What is asked »
Repeat all of the data precisely.

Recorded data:
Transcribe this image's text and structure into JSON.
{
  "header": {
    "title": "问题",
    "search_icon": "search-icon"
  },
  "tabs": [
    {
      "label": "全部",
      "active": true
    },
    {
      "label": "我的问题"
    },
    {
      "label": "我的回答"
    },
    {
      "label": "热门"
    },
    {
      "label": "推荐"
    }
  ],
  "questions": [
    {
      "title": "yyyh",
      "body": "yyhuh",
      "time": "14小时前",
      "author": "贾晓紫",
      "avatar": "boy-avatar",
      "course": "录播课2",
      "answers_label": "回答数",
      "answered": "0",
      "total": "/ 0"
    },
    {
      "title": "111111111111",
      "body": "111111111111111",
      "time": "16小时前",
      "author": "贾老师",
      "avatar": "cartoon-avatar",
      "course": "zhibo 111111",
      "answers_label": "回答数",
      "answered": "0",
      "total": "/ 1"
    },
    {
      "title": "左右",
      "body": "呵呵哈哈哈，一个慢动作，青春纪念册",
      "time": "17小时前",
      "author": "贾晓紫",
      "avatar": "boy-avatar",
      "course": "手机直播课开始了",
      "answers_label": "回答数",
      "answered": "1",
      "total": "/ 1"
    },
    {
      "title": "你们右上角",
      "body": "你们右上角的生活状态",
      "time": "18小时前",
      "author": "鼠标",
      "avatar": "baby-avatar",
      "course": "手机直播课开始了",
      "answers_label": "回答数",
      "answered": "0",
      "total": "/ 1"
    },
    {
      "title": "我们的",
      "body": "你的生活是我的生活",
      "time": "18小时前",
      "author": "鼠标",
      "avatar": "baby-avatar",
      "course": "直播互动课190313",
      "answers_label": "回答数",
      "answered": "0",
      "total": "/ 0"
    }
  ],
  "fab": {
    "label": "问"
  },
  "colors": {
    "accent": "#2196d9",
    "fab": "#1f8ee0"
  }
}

Solution to this task »
Transcribe this image's text and structure into JSON.
{
  "header": {
    "title": "问题",
    "search_icon": "search-icon"
  },
  "tabs": [
    {
      "label": "全部",
      "active": true
    },
    {
      "label": "我的问题"
    },
    {
      "label": "我的回答"
    },
    {
      "label": "热门"
    },
    {
      "label": "推荐"
    }
  ],
  "questions": [
    {
      "title": "yyyh",
      "body": "yyhuh",
      "time": "14小时前",
      "author": "贾晓紫",
      "avatar": "boy-avatar",
      "course": "录播课2",
      "answers_label": "回答数",
      "answered": "0",
      "total": "/ 0"
    },
    {
      "title": "111111111111",
      "body": "111111111111111",
      "time": "16小时前",
      "author": "贾老师",
      "avatar": "cartoon-avatar",
      "course": "zhibo 111111",
      "answers_label": "回答数",
      "answered": "0",
      "total": "/ 1"
    },
    {
      "title": "左右",
      "body": "呵呵哈哈哈，一个慢动作，青春纪念册",
      "time": "17小时前",
      "author": "贾晓紫",
      "avatar": "boy-avatar",
      "course": "手机直播课开始了",
      "answers_label": "回答数",
      "answered": "1",
      "total": "/ 1"
    },
    {
      "title": "你们右上角",
      "body": "你们右上角的生活状态",
      "time": "18小时前",
      "author": "鼠标",
      "avatar": "baby-avatar",
      "course": "手机直播课开始了",
      "answers_label": "回答数",
      "answered": "0",
      "total": "/ 1"
    },
    {
      "title": "我们的",
      "body": "你的生活是我的生活",
      "time": "18小时前",
      "author": "鼠标",
      "avatar": "baby-avatar",
      "course": "直播互动课190313",
      "answers_label": "回答数",
      "answered": "0",
      "total": "/ 0"
    }
  ],
  "fab": {
    "label": "问"
  },
  "colors": {
    "accent": "#2196d9",
    "fab": "#1f8ee0"
  }
}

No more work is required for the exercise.